STATED EXERCISE: Carry none of the pictures over; write out the complete data exactly.

(Figure content listings)
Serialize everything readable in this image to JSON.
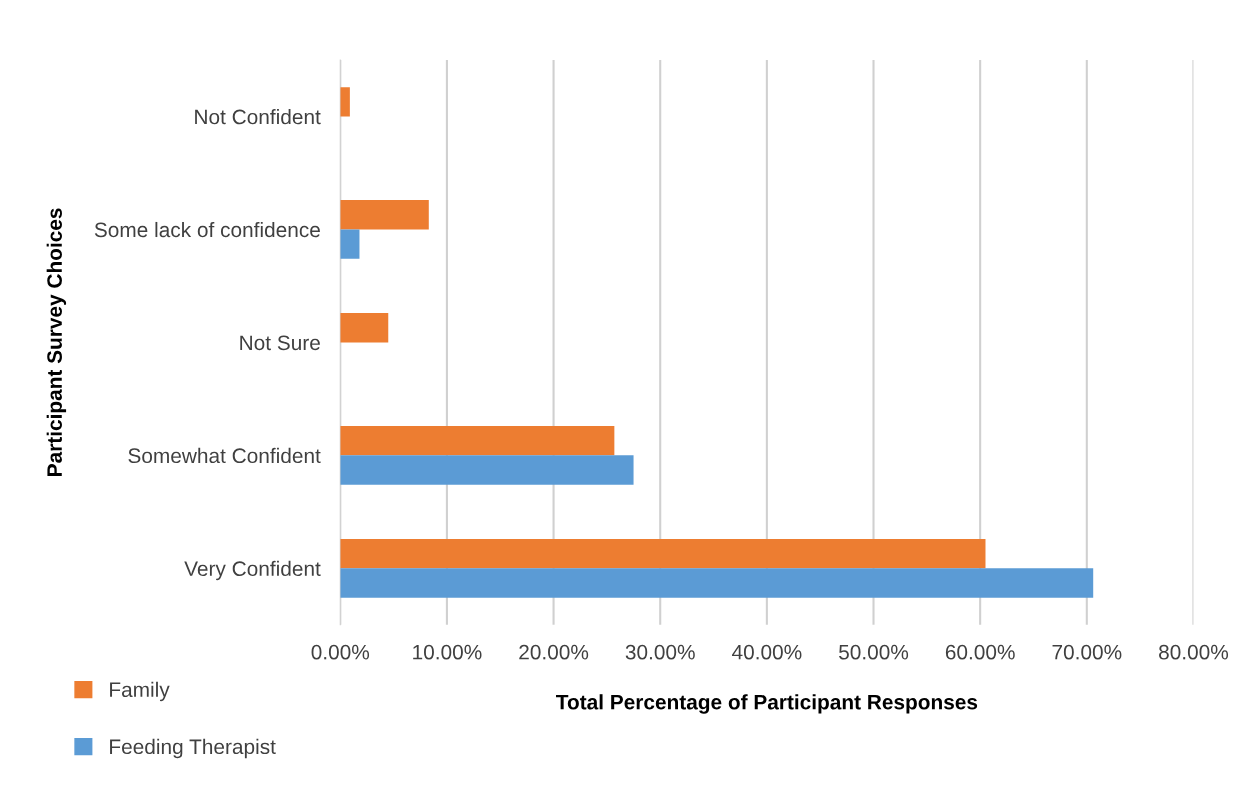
{
  "chart_data": {
    "type": "bar",
    "orientation": "horizontal",
    "xlabel": "Total Percentage of Participant Responses",
    "ylabel": "Participant Survey Choices",
    "categories": [
      "Not Confident",
      "Some lack of confidence",
      "Not Sure",
      "Somewhat Confident",
      "Very Confident"
    ],
    "series": [
      {
        "name": "Family",
        "color": "#ed7d31",
        "values": [
          0.9,
          8.3,
          4.5,
          25.7,
          60.5
        ]
      },
      {
        "name": "Feeding Therapist",
        "color": "#5b9bd5",
        "values": [
          0,
          1.8,
          0,
          27.5,
          70.6
        ]
      }
    ],
    "xlim": [
      0,
      80
    ],
    "xticks": [
      {
        "value": 0,
        "label": "0.00%"
      },
      {
        "value": 10,
        "label": "10.00%"
      },
      {
        "value": 20,
        "label": "20.00%"
      },
      {
        "value": 30,
        "label": "30.00%"
      },
      {
        "value": 40,
        "label": "40.00%"
      },
      {
        "value": 50,
        "label": "50.00%"
      },
      {
        "value": 60,
        "label": "60.00%"
      },
      {
        "value": 70,
        "label": "70.00%"
      },
      {
        "value": 80,
        "label": "80.00%"
      }
    ],
    "grid": "x",
    "legend": "bottom left"
  }
}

EXERCISE SOLUTION:
Serialize everything readable in this image to JSON.
{
  "chart_data": {
    "type": "bar",
    "orientation": "horizontal",
    "xlabel": "Total Percentage of Participant Responses",
    "ylabel": "Participant Survey Choices",
    "categories": [
      "Not Confident",
      "Some lack of confidence",
      "Not Sure",
      "Somewhat Confident",
      "Very Confident"
    ],
    "series": [
      {
        "name": "Family",
        "color": "#ed7d31",
        "values": [
          0.9,
          8.3,
          4.5,
          25.7,
          60.5
        ]
      },
      {
        "name": "Feeding Therapist",
        "color": "#5b9bd5",
        "values": [
          0,
          1.8,
          0,
          27.5,
          70.6
        ]
      }
    ],
    "xlim": [
      0,
      80
    ],
    "xticks": [
      {
        "value": 0,
        "label": "0.00%"
      },
      {
        "value": 10,
        "label": "10.00%"
      },
      {
        "value": 20,
        "label": "20.00%"
      },
      {
        "value": 30,
        "label": "30.00%"
      },
      {
        "value": 40,
        "label": "40.00%"
      },
      {
        "value": 50,
        "label": "50.00%"
      },
      {
        "value": 60,
        "label": "60.00%"
      },
      {
        "value": 70,
        "label": "70.00%"
      },
      {
        "value": 80,
        "label": "80.00%"
      }
    ],
    "grid": "x",
    "legend": "bottom left"
  }
}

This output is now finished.